━━━ Records to process

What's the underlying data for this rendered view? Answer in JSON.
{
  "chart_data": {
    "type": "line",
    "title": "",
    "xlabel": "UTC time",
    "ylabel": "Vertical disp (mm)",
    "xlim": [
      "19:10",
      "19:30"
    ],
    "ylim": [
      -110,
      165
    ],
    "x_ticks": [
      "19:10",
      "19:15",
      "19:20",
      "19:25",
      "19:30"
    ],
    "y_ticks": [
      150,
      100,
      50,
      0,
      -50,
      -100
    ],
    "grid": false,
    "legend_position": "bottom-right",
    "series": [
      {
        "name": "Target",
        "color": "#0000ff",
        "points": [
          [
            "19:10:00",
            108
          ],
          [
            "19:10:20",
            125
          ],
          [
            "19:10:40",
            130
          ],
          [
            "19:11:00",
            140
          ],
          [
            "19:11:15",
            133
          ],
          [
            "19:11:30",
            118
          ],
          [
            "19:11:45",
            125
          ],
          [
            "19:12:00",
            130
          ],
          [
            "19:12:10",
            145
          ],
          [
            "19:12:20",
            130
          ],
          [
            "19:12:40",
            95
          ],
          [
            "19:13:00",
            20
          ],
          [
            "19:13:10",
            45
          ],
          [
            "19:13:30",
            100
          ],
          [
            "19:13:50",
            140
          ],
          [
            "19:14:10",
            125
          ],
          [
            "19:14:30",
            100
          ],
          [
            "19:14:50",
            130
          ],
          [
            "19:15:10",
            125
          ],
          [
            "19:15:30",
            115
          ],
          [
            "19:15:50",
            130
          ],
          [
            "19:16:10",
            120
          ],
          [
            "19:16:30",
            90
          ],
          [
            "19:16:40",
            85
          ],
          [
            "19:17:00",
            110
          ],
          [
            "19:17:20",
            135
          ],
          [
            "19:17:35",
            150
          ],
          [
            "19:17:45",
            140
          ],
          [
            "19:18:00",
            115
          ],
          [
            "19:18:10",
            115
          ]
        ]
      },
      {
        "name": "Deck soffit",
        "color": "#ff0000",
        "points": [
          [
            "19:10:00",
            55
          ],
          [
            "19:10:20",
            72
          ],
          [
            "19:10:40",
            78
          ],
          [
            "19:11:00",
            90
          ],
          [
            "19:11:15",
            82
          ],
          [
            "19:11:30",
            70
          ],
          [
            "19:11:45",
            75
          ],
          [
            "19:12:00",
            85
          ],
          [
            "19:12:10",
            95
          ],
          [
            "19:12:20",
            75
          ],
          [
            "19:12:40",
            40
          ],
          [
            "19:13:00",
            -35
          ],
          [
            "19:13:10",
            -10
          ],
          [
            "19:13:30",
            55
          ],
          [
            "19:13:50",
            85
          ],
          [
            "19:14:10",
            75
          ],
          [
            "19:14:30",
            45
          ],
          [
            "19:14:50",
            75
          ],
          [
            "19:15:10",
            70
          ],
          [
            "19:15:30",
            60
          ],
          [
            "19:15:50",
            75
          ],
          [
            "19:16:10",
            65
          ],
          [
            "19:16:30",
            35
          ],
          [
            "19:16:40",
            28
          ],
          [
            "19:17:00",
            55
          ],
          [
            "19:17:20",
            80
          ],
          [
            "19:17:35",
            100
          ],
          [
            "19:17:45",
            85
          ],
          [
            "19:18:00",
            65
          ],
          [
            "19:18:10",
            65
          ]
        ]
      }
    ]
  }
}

━━━━━━

Challenge: Repeat every line of the material exactly as given.

Output for this exercise:
What's the underlying data for this rendered view? Answer in JSON.
{
  "chart_data": {
    "type": "line",
    "title": "",
    "xlabel": "UTC time",
    "ylabel": "Vertical disp (mm)",
    "xlim": [
      "19:10",
      "19:30"
    ],
    "ylim": [
      -110,
      165
    ],
    "x_ticks": [
      "19:10",
      "19:15",
      "19:20",
      "19:25",
      "19:30"
    ],
    "y_ticks": [
      150,
      100,
      50,
      0,
      -50,
      -100
    ],
    "grid": false,
    "legend_position": "bottom-right",
    "series": [
      {
        "name": "Target",
        "color": "#0000ff",
        "points": [
          [
            "19:10:00",
            108
          ],
          [
            "19:10:20",
            125
          ],
          [
            "19:10:40",
            130
          ],
          [
            "19:11:00",
            140
          ],
          [
            "19:11:15",
            133
          ],
          [
            "19:11:30",
            118
          ],
          [
            "19:11:45",
            125
          ],
          [
            "19:12:00",
            130
          ],
          [
            "19:12:10",
            145
          ],
          [
            "19:12:20",
            130
          ],
          [
            "19:12:40",
            95
          ],
          [
            "19:13:00",
            20
          ],
          [
            "19:13:10",
            45
          ],
          [
            "19:13:30",
            100
          ],
          [
            "19:13:50",
            140
          ],
          [
            "19:14:10",
            125
          ],
          [
            "19:14:30",
            100
          ],
          [
            "19:14:50",
            130
          ],
          [
            "19:15:10",
            125
          ],
          [
            "19:15:30",
            115
          ],
          [
            "19:15:50",
            130
          ],
          [
            "19:16:10",
            120
          ],
          [
            "19:16:30",
            90
          ],
          [
            "19:16:40",
            85
          ],
          [
            "19:17:00",
            110
          ],
          [
            "19:17:20",
            135
          ],
          [
            "19:17:35",
            150
          ],
          [
            "19:17:45",
            140
          ],
          [
            "19:18:00",
            115
          ],
          [
            "19:18:10",
            115
          ]
        ]
      },
      {
        "name": "Deck soffit",
        "color": "#ff0000",
        "points": [
          [
            "19:10:00",
            55
          ],
          [
            "19:10:20",
            72
          ],
          [
            "19:10:40",
            78
          ],
          [
            "19:11:00",
            90
          ],
          [
            "19:11:15",
            82
          ],
          [
            "19:11:30",
            70
          ],
          [
            "19:11:45",
            75
          ],
          [
            "19:12:00",
            85
          ],
          [
            "19:12:10",
            95
          ],
          [
            "19:12:20",
            75
          ],
          [
            "19:12:40",
            40
          ],
          [
            "19:13:00",
            -35
          ],
          [
            "19:13:10",
            -10
          ],
          [
            "19:13:30",
            55
          ],
          [
            "19:13:50",
            85
          ],
          [
            "19:14:10",
            75
          ],
          [
            "19:14:30",
            45
          ],
          [
            "19:14:50",
            75
          ],
          [
            "19:15:10",
            70
          ],
          [
            "19:15:30",
            60
          ],
          [
            "19:15:50",
            75
          ],
          [
            "19:16:10",
            65
          ],
          [
            "19:16:30",
            35
          ],
          [
            "19:16:40",
            28
          ],
          [
            "19:17:00",
            55
          ],
          [
            "19:17:20",
            80
          ],
          [
            "19:17:35",
            100
          ],
          [
            "19:17:45",
            85
          ],
          [
            "19:18:00",
            65
          ],
          [
            "19:18:10",
            65
          ]
        ]
      }
    ]
  }
}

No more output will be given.